Zu erledigen
• A. Weshalb ist nach dem Schreiben über Alkoholunfälle bei der Datenerhebung mit einer Dunkelziffer zu rechnen? Antworten Sie in einem bis drei Sätzen.
• B. Beantworten Sie zum Schreiben über Alkoholunfälle jede Frage kurz, mit derselben Kennzeichnung:
(i) Ab welchem Blutalkoholgehalt kann die Polizei Verkehrsteilnehmer als alkoholbeeinflusst einstufen, und unter welcher Bedingung?
(ii) Unter welcher Bezeichnung wurden die angefragten Angaben gefunden?
(iii) Auf welches Jahr werden die Angaben beschränkt?
• C. Knüpfen Sie an das Schreiben über Alkoholunfälle an und führen Sie es ab seinem letzten Satz weiter.

Quellenauszug
Sehr geehrter Herr Berger,

Vielen Dank für Ihre vertiefende Nachfrage. In der amtlichen Statistik der Bundesrepublik Deutschland sind Unfälle als Alkoholunfälle definiert, bei denen mindestens einer der Unfallbeteiligten unter Alkoholeinfluss gestanden hat. Dabei kann die Polizei bereits Verkehrsteilnehmer mit einem Blutalkoholgehalt von mindestens 0,3 Promille als alkoholbeeinflusst einstufen, wenn sie im Straßenverkehr auffällig geworden sind. Bei der Datenerhebung ist für diese Fälle von einer Dunkelziffer auszugehen, weil nicht bei jedem Unfallbeteiligten festgestellt wird, ob er unter Alkoholeinfluss gestanden hat. Dazu gehören auch unfallflüchtige Verkehrsteilnehmer, die auch nachträglich nicht ermittelt werden konnten und von denen vermutlich ein überdurchschnittlich hoher Anteil alkoholisiert gewesen ist. Hinzu kommt, dass bei Alleinunfällen (Unfälle, bei denen außer dem möglicherweise alkoholisierten Fahrer niemand beteiligt war) häufig nicht der Polizei gemeldet werden.

Nach intensiver Suche habe ich die von Ihnen angefragten Angaben und zwar als „Alkoholisierte Beteiligte an Unfällen mit Personenschaden nach Blutalkoholkonzentration“ (BAK (im weiteren vereinfacht als Alkohol-Unfälle bezeichnet)) gefunden. Um den Bezug auf die Anfrage von Herrn Domann (18.04.2008) zu wahren, beschränke ich meine Angaben auf das Jahr 2004.

Auszüge aus Datensätzen
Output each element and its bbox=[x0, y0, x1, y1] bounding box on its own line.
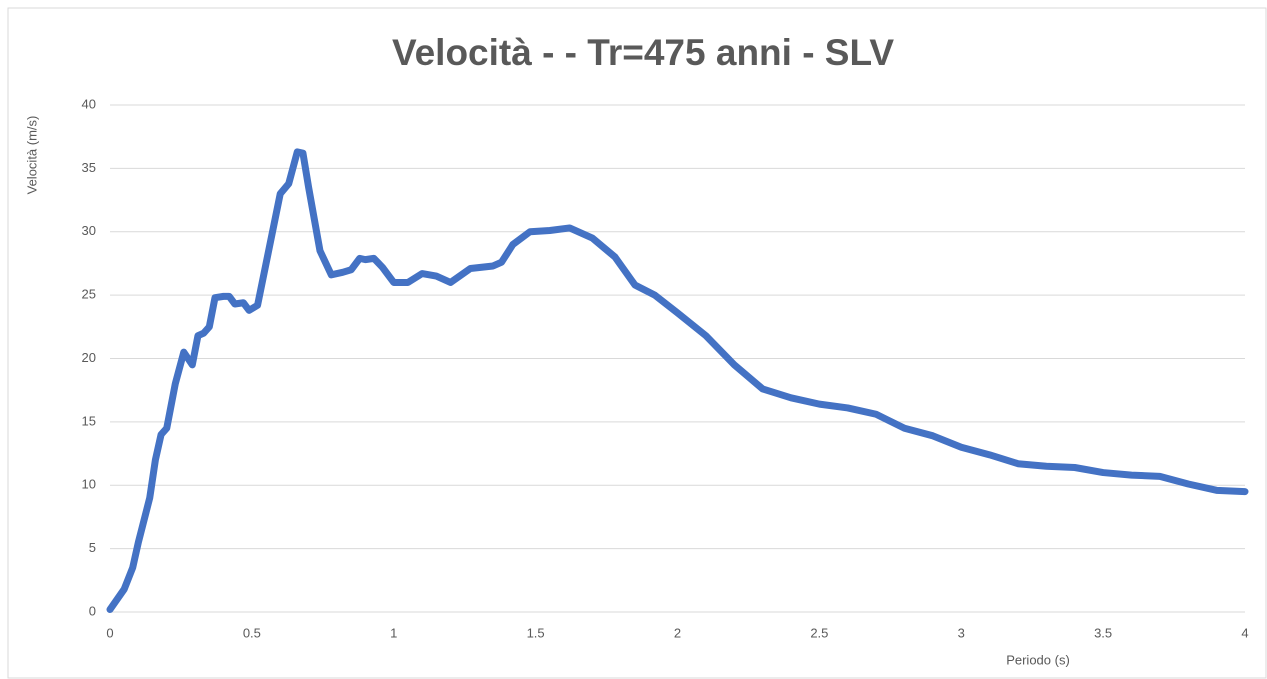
y-tick-label: 10 bbox=[82, 477, 96, 492]
y-tick-label: 25 bbox=[82, 287, 96, 302]
x-tick-label: 3 bbox=[958, 625, 965, 640]
x-tick-label: 1.5 bbox=[527, 625, 545, 640]
y-axis-label: Velocità (m/s) bbox=[24, 116, 39, 195]
x-tick-label: 0.5 bbox=[243, 625, 261, 640]
y-tick-label: 5 bbox=[89, 540, 96, 555]
x-tick-label: 4 bbox=[1241, 625, 1248, 640]
x-tick-label: 2 bbox=[674, 625, 681, 640]
y-tick-label: 15 bbox=[82, 413, 96, 428]
x-tick-label: 0 bbox=[106, 625, 113, 640]
y-tick-label: 30 bbox=[82, 223, 96, 238]
line-series bbox=[106, 148, 1249, 613]
x-tick-label: 3.5 bbox=[1094, 625, 1112, 640]
y-tick-label: 40 bbox=[82, 96, 96, 111]
y-tick-label: 0 bbox=[89, 603, 96, 618]
x-tick-label: 2.5 bbox=[810, 625, 828, 640]
y-tick-label: 35 bbox=[82, 160, 96, 175]
y-tick-label: 20 bbox=[82, 350, 96, 365]
x-tick-label: 1 bbox=[390, 625, 397, 640]
chart-border bbox=[7, 7, 1267, 679]
x-axis-label: Periodo (s) bbox=[1006, 652, 1070, 667]
chart-title: Velocità - - Tr=475 anni - SLV bbox=[392, 32, 894, 73]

Die Antworten
• A. Nicht bei jedem Unfallbeteiligten wird festgestellt, ob er unter Alkoholeinfluss stand. Dazu zählen auch unfallflüchtige Verkehrsteilnehmer, die nachträglich nicht ermittelt werden konnten und von denen vermutlich ein überdurchschnittlich hoher Anteil alkoholisiert war.

• B.
(i) Ab mindestens 0,3 Promille, wenn die Verkehrsteilnehmer im Straßenverkehr auffällig geworden sind.
(ii) Als „Alkoholisierte Beteiligte an Unfällen mit Personenschaden nach Blutalkoholkonzentration“.
(iii) Auf das Jahr 2004.

• C.
- 5,60 % der Alkoholunfälle bei einem BAK von kleiner 0,5 Promille
- 7,90 % der Alkoholunfälle bei einem BAK von 0,5 – 0,8 Promille
- 10,7 % der Alkoholunfälle bei einem BAK von 0,8 – 1,1 Promille
- 13,3 % der Alkoholunfälle bei einem BAK von 1,1 – 1,4 Promille
- 15,3 % der Alkoholunfälle bei einem BAK von 1,4 – 1,7 Promille
- 15,5 % der Alkoholunfälle bei einem BAK von 1,7 – 2,0 Promille
- 17,4 % der Alkoholunfälle bei einem BAK von 2,0 – 2,5 Promille
- 7,40 % der Alkoholunfälle bei einem BAK von 2,5 – 3,0 Promille
- 3,10 % der Alkoholunfälle bei einem BAK von größer 3,0 Promille
- 3,70 % sind ohne Angaben

Allerdings überrascht es nicht sonderlich, dass mit steigenden BAK-Werten die Anzahl der Unfälle mit Personenschäden zunehmen, um bei BAK-Werten von größer als 2,5 wieder stark abzunehmen.
Obwohl die Auswirkungen von Alkohol individuell sehr unterschiedlich sind, ist es unstrittig, dass mit steigender Blutalkoholkonzentration die Fahruntüchtigkeit steigt und es infolgedessen vermehrt zu Unfällen mit Personenschaden kommen kann. Bereits bei 0,5 Promille besteht ein doppeltes Unfallrisiko, das sich bei 0,8 Promille nochmals verdoppelt.
Ab einem BAK-Wert von 2,5 nehmen Unfälle mit Personenschäden wieder ab, weil bei den meisten Personen ein Reaktionsvermögen kaum noch vorhanden ist und es zu ausgeprägten Gleichgewichts- und Konzentrationsstörungen bis hin zur Bewusstlosigkeit kommt, was die Steuerung eines Fahrzeuges für die meisten Menschen unmöglich macht.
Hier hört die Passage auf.